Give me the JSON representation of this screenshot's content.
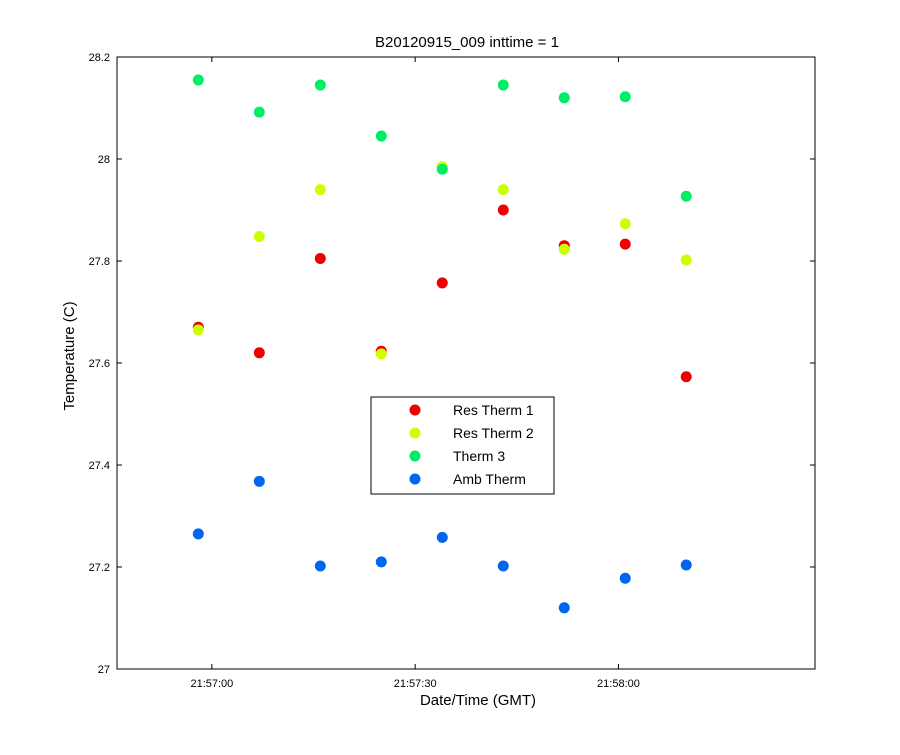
{
  "chart_data": {
    "type": "scatter",
    "title": "B20120915_009 inttime = 1",
    "xlabel": "Date/Time (GMT)",
    "ylabel": "Temperature (C)",
    "x_axis_type": "time",
    "xlim": [
      "21:56:46",
      "21:58:29"
    ],
    "ylim": [
      27.0,
      28.2
    ],
    "xticks": [
      "21:57:00",
      "21:57:30",
      "21:58:00"
    ],
    "yticks": [
      "27",
      "27.2",
      "27.4",
      "27.6",
      "27.8",
      "28",
      "28.2"
    ],
    "grid": false,
    "legend_position": "center",
    "x": [
      "21:56:58",
      "21:57:07",
      "21:57:16",
      "21:57:25",
      "21:57:34",
      "21:57:43",
      "21:57:52",
      "21:58:01",
      "21:58:10"
    ],
    "series": [
      {
        "name": "Res Therm 1",
        "color": "#ee0000",
        "values": [
          27.67,
          27.62,
          27.805,
          27.623,
          27.757,
          27.9,
          27.83,
          27.833,
          27.573
        ]
      },
      {
        "name": "Res Therm 2",
        "color": "#ccff00",
        "values": [
          27.665,
          27.848,
          27.94,
          27.618,
          27.985,
          27.94,
          27.823,
          27.873,
          27.802
        ]
      },
      {
        "name": "Therm 3",
        "color": "#00ee66",
        "values": [
          28.155,
          28.092,
          28.145,
          28.045,
          27.98,
          28.145,
          28.12,
          28.122,
          27.927
        ]
      },
      {
        "name": "Amb Therm",
        "color": "#0066ee",
        "values": [
          27.265,
          27.368,
          27.202,
          27.21,
          27.258,
          27.202,
          27.12,
          27.178,
          27.204
        ]
      }
    ]
  }
}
========
Copy out every line from the records that has the word "name".

        "name": "Res Therm 1",
        "name": "Res Therm 2",
        "name": "Therm 3",
        "name": "Amb Therm",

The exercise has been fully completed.